#### GIVEN INSTRUCTION:
Look through the lines of the material and count those containing "Read". Give that count alone.

◇ ◇ ◇ ◇ ◇

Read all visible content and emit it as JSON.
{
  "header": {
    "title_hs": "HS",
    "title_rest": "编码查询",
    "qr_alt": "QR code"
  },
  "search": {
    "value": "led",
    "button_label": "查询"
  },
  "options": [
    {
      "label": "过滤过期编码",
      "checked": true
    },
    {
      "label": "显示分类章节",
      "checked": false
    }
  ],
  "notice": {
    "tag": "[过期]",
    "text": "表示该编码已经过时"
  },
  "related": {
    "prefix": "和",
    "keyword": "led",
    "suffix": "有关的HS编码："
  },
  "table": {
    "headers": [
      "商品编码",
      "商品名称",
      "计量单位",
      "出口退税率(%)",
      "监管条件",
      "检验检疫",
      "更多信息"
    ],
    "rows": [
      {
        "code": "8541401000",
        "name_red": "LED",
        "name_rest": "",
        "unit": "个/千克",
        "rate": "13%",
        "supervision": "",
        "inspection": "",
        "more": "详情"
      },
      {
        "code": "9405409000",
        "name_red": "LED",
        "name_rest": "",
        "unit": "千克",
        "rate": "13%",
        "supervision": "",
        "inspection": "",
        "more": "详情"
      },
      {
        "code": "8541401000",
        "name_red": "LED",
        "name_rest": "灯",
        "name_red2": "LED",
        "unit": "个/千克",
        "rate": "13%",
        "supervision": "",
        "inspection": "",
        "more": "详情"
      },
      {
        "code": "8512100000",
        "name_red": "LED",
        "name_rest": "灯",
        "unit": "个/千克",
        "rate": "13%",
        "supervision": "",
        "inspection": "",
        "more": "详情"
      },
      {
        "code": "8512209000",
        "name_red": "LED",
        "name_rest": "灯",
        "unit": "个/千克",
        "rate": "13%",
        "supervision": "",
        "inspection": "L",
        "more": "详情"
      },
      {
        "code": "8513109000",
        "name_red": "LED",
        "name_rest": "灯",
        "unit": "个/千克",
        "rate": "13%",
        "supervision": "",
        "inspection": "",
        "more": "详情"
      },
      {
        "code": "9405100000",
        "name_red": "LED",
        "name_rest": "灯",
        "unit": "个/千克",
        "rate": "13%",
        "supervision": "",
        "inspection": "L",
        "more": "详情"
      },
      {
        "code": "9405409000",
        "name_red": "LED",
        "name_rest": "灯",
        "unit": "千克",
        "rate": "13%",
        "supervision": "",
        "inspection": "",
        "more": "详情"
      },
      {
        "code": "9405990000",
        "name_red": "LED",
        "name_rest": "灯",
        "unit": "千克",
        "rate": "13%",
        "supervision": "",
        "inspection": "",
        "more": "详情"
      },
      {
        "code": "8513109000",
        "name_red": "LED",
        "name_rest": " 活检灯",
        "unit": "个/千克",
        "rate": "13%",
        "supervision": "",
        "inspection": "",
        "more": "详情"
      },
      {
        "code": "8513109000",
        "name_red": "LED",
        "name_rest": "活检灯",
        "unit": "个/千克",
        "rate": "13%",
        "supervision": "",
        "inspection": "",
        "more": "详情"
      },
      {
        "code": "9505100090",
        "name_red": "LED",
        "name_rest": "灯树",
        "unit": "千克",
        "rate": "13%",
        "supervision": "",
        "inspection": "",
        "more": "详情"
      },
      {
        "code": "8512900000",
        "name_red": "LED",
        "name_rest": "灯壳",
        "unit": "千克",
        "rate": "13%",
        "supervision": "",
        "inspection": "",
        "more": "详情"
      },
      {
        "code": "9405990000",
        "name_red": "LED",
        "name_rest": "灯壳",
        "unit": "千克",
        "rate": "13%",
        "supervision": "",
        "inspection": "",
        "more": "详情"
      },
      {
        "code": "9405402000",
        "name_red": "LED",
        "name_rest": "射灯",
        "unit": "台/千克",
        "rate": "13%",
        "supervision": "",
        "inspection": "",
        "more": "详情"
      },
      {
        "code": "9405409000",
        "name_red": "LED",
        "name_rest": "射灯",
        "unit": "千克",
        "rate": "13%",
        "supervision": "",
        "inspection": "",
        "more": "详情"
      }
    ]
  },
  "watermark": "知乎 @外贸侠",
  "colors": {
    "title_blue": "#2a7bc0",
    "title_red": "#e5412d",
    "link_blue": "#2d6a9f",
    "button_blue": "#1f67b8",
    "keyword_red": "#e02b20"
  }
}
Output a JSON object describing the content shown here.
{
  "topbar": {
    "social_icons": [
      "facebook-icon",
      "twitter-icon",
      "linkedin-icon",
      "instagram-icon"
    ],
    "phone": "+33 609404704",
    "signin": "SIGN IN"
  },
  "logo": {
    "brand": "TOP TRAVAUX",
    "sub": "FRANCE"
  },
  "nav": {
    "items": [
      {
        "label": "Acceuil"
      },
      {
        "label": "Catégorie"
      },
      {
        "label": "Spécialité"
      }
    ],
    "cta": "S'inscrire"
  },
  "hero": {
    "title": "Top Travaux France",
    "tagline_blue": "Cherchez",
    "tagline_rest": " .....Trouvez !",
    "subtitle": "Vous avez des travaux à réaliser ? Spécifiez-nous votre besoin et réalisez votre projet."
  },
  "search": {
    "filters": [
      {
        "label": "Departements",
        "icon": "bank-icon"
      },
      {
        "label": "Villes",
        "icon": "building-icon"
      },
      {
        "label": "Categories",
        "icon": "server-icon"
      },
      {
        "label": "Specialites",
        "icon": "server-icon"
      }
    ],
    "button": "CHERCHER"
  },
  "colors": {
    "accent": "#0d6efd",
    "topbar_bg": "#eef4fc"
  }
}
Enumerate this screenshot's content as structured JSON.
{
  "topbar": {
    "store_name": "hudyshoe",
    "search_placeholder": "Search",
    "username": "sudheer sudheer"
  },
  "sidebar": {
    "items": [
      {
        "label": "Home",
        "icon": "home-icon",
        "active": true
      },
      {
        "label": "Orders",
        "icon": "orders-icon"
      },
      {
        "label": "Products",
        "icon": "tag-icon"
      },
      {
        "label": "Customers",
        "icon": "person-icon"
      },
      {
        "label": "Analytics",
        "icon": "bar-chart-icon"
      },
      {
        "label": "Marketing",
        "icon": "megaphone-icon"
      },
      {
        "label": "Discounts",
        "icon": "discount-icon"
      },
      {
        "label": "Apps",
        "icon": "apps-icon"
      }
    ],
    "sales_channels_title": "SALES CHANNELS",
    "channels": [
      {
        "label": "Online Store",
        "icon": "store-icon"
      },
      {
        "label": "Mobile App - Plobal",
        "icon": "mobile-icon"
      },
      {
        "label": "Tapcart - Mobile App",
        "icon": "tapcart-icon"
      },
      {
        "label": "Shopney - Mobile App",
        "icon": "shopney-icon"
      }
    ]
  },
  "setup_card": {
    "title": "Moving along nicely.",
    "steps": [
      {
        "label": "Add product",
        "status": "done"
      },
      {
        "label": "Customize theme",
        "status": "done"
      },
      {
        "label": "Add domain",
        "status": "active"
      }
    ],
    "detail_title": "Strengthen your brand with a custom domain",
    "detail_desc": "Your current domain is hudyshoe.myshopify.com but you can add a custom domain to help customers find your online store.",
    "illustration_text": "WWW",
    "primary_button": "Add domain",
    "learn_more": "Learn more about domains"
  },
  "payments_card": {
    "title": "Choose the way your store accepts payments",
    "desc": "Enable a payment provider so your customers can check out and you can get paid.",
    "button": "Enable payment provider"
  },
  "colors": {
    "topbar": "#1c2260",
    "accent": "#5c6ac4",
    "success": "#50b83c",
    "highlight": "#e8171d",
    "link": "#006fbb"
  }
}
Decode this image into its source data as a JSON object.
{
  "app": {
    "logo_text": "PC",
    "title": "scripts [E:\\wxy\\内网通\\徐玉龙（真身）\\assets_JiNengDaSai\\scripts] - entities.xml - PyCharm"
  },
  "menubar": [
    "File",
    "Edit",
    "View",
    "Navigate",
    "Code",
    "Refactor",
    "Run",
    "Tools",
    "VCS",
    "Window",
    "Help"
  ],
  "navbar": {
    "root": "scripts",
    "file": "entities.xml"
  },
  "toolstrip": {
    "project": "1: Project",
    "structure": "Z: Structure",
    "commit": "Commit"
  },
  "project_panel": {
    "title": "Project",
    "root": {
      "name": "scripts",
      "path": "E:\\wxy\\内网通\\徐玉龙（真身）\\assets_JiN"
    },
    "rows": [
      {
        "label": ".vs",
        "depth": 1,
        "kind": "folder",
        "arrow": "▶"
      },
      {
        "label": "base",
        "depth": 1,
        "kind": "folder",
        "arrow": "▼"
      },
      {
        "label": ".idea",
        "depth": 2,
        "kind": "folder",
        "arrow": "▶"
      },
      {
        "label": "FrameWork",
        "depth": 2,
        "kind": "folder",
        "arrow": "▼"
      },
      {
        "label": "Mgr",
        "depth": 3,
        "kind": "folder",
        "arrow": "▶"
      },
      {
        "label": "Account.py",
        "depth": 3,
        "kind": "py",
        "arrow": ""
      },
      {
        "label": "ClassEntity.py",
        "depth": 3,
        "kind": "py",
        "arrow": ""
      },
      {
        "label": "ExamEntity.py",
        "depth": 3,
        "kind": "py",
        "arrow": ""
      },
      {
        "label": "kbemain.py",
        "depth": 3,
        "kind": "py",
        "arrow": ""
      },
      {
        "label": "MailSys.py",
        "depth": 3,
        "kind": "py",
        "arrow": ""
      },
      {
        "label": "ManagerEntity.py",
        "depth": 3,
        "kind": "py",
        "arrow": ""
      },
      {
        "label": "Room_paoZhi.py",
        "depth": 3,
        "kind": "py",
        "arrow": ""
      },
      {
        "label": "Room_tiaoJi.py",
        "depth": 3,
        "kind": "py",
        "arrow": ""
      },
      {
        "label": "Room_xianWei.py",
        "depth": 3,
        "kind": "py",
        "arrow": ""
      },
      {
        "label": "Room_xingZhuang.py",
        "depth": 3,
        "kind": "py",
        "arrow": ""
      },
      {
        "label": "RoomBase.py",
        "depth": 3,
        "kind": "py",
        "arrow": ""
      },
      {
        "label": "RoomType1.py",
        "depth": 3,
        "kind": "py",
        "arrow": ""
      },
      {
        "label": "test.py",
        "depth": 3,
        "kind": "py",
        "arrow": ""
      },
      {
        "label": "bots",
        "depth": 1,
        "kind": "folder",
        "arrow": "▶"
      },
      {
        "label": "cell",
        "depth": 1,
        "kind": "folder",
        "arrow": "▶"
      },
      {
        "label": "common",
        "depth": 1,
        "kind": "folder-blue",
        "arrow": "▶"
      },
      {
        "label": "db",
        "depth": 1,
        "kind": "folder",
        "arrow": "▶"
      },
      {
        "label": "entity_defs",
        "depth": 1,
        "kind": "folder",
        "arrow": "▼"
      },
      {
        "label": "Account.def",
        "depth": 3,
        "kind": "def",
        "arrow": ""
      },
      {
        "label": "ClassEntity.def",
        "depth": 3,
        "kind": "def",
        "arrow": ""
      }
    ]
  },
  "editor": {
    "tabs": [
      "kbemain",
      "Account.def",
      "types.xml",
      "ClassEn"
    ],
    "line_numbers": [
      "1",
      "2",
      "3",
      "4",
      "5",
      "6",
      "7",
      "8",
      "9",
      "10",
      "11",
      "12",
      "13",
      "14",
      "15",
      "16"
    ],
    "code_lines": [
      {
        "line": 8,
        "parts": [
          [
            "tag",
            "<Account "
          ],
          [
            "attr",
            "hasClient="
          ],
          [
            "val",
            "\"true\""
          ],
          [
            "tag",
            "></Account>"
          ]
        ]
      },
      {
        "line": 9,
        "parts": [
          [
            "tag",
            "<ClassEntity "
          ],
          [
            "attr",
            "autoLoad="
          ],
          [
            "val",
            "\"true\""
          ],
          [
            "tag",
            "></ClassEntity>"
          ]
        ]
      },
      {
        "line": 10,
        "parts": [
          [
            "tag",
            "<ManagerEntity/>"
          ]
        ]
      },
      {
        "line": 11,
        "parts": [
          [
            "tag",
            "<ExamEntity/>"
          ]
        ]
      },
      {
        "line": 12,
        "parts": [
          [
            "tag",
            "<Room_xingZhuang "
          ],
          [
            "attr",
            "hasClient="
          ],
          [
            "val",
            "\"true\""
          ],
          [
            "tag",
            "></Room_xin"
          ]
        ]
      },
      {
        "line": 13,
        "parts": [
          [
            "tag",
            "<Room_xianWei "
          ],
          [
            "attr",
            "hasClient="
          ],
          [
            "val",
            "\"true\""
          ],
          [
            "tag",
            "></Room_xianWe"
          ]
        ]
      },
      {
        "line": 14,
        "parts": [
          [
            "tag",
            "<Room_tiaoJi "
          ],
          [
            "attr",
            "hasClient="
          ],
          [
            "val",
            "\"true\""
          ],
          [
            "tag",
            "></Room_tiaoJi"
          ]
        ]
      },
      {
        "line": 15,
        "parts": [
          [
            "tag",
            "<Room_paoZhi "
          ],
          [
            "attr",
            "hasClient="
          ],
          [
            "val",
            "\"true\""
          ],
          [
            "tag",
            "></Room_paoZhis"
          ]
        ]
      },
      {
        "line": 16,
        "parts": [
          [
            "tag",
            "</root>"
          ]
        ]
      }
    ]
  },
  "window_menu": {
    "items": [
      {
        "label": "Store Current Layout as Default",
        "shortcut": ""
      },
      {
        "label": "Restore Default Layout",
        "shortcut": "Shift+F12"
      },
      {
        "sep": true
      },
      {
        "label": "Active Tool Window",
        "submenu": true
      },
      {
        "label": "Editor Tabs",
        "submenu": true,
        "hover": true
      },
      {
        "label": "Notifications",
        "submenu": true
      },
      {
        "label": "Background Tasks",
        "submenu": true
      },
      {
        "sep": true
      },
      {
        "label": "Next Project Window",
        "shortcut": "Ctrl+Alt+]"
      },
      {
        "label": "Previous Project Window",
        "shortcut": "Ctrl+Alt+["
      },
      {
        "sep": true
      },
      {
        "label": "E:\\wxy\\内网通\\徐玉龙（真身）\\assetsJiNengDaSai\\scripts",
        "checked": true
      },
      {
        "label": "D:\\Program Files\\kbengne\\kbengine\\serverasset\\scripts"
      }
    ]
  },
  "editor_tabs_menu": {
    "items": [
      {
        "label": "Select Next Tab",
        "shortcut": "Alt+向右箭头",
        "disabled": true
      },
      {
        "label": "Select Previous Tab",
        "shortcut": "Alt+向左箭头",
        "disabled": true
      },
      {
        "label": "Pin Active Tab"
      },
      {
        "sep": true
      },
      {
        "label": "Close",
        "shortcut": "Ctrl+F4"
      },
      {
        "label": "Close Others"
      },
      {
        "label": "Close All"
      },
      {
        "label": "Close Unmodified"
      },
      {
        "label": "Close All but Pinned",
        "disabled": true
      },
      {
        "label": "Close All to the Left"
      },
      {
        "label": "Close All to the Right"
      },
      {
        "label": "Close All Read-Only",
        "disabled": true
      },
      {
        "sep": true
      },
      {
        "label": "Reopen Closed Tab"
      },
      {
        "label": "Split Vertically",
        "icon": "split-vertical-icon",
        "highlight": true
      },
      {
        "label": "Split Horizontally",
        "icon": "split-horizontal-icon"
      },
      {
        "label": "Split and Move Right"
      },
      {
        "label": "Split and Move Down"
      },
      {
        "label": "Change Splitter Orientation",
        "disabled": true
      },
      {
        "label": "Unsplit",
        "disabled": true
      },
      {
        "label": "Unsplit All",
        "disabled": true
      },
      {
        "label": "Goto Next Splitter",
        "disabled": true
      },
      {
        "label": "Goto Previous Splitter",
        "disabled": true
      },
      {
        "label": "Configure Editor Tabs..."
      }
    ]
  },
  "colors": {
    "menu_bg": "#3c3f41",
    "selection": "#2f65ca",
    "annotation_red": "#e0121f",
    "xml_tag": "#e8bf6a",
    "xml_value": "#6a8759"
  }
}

◇ ◇ ◇ ◇ ◇

#### WRITTEN SOLUTION:
2